● Supplied information

- - - - - - -

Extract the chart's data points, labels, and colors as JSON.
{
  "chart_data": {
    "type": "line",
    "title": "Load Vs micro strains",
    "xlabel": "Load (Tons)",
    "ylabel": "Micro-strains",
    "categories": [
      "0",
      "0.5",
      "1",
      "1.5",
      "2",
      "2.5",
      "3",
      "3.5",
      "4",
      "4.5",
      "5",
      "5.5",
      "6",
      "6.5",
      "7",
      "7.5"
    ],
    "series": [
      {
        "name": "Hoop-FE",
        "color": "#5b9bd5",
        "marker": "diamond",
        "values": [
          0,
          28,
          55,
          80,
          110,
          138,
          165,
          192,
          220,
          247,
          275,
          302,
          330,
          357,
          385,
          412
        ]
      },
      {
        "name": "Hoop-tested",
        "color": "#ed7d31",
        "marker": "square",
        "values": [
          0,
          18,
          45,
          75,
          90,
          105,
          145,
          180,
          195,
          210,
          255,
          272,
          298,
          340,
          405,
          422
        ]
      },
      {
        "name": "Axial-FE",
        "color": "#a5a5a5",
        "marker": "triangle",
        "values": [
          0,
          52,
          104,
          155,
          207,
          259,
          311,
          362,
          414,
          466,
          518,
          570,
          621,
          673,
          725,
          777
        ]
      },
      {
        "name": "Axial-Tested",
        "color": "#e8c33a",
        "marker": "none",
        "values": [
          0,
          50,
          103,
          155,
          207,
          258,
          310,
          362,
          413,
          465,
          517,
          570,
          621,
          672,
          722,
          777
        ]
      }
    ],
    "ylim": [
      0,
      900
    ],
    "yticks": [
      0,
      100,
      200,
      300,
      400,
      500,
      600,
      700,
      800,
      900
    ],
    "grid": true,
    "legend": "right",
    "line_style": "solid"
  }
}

- - - - - - -

● What you need to do
Repeat the entries shown above, every one, word for word.

● Reply to the task
Extract the chart's data points, labels, and colors as JSON.
{
  "chart_data": {
    "type": "line",
    "title": "Load Vs micro strains",
    "xlabel": "Load (Tons)",
    "ylabel": "Micro-strains",
    "categories": [
      "0",
      "0.5",
      "1",
      "1.5",
      "2",
      "2.5",
      "3",
      "3.5",
      "4",
      "4.5",
      "5",
      "5.5",
      "6",
      "6.5",
      "7",
      "7.5"
    ],
    "series": [
      {
        "name": "Hoop-FE",
        "color": "#5b9bd5",
        "marker": "diamond",
        "values": [
          0,
          28,
          55,
          80,
          110,
          138,
          165,
          192,
          220,
          247,
          275,
          302,
          330,
          357,
          385,
          412
        ]
      },
      {
        "name": "Hoop-tested",
        "color": "#ed7d31",
        "marker": "square",
        "values": [
          0,
          18,
          45,
          75,
          90,
          105,
          145,
          180,
          195,
          210,
          255,
          272,
          298,
          340,
          405,
          422
        ]
      },
      {
        "name": "Axial-FE",
        "color": "#a5a5a5",
        "marker": "triangle",
        "values": [
          0,
          52,
          104,
          155,
          207,
          259,
          311,
          362,
          414,
          466,
          518,
          570,
          621,
          673,
          725,
          777
        ]
      },
      {
        "name": "Axial-Tested",
        "color": "#e8c33a",
        "marker": "none",
        "values": [
          0,
          50,
          103,
          155,
          207,
          258,
          310,
          362,
          413,
          465,
          517,
          570,
          621,
          672,
          722,
          777
        ]
      }
    ],
    "ylim": [
      0,
      900
    ],
    "yticks": [
      0,
      100,
      200,
      300,
      400,
      500,
      600,
      700,
      800,
      900
    ],
    "grid": true,
    "legend": "right",
    "line_style": "solid"
  }
}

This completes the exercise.